[Element-and-box listings]

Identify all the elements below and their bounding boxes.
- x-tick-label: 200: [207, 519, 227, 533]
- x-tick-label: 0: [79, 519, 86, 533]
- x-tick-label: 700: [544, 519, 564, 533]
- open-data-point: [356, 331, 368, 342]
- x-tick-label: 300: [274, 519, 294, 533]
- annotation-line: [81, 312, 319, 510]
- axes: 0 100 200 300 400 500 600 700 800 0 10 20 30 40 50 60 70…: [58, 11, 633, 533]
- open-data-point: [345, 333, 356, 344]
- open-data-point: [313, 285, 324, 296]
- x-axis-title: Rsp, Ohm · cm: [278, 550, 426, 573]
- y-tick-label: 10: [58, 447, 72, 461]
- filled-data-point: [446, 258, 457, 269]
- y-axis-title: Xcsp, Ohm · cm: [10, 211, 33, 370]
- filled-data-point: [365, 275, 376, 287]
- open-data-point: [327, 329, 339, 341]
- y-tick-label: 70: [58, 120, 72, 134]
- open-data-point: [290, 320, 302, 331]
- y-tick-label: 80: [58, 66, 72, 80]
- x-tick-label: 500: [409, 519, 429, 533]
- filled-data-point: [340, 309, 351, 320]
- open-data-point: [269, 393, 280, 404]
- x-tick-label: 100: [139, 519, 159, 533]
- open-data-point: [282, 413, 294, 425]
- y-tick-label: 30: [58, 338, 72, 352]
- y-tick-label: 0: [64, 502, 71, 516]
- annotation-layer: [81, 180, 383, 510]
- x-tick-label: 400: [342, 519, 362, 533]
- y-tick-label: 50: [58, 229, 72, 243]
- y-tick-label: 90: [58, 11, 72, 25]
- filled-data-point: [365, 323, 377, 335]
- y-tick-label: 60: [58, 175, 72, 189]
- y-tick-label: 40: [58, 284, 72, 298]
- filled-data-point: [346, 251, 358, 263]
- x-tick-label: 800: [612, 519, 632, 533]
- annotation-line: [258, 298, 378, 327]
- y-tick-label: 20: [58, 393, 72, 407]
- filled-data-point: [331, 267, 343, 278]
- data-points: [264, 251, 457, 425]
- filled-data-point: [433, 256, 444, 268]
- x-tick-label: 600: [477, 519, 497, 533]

SHORT TASK » Output every line of the entries above as a Markdown table, with the row number in a column headed "No." and the line itself in a column headed "Text", and skip any blank lines.

COMPLETE RESPONSE »
| No. | Text |
|---|---|
| 1 | Identify all the elements below and their bounding boxes. |
| 2 | - x-tick-label: 200: [207, 519, 227, 533] |
| 3 | - x-tick-label: 0: [79, 519, 86, 533] |
| 4 | - x-tick-label: 700: [544, 519, 564, 533] |
| 5 | - open-data-point: [356, 331, 368, 342] |
| 6 | - x-tick-label: 300: [274, 519, 294, 533] |
| 7 | - annotation-line: [81, 312, 319, 510] |
| 8 | - axes: 0 100 200 300 400 500 600 700 800 0 10 20 30 40 50 60 70…: [58, 11, 633, 533] |
| 9 | - open-data-point: [345, 333, 356, 344] |
| 10 | - open-data-point: [313, 285, 324, 296] |
| 11 | - x-axis-title: Rsp, Ohm · cm: [278, 550, 426, 573] |
| 12 | - y-tick-label: 10: [58, 447, 72, 461] |
| 13 | - filled-data-point: [446, 258, 457, 269] |
| 14 | - y-axis-title: Xcsp, Ohm · cm: [10, 211, 33, 370] |
| 15 | - filled-data-point: [365, 275, 376, 287] |
| 16 | - open-data-point: [327, 329, 339, 341] |
| 17 | - y-tick-label: 70: [58, 120, 72, 134] |
| 18 | - open-data-point: [290, 320, 302, 331] |
| 19 | - y-tick-label: 80: [58, 66, 72, 80] |
| 20 | - x-tick-label: 500: [409, 519, 429, 533] |
| 21 | - filled-data-point: [340, 309, 351, 320] |
| 22 | - open-data-point: [269, 393, 280, 404] |
| 23 | - x-tick-label: 100: [139, 519, 159, 533] |
| 24 | - open-data-point: [282, 413, 294, 425] |
| 25 | - y-tick-label: 30: [58, 338, 72, 352] |
| 26 | - y-tick-label: 0: [64, 502, 71, 516] |
| 27 | - annotation-layer: [81, 180, 383, 510] |
| 28 | - x-tick-label: 400: [342, 519, 362, 533] |
| 29 | - y-tick-label: 50: [58, 229, 72, 243] |
| 30 | - y-tick-label: 90: [58, 11, 72, 25] |
| 31 | - filled-data-point: [365, 323, 377, 335] |
| 32 | - y-tick-label: 60: [58, 175, 72, 189] |
| 33 | - y-tick-label: 40: [58, 284, 72, 298] |
| 34 | - filled-data-point: [346, 251, 358, 263] |
| 35 | - x-tick-label: 800: [612, 519, 632, 533] |
| 36 | - annotation-line: [258, 298, 378, 327] |
| 37 | - y-tick-label: 20: [58, 393, 72, 407] |
| 38 | - filled-data-point: [331, 267, 343, 278] |
| 39 | - data-points: [264, 251, 457, 425] |
| 40 | - filled-data-point: [433, 256, 444, 268] |
| 41 | - x-tick-label: 600: [477, 519, 497, 533] |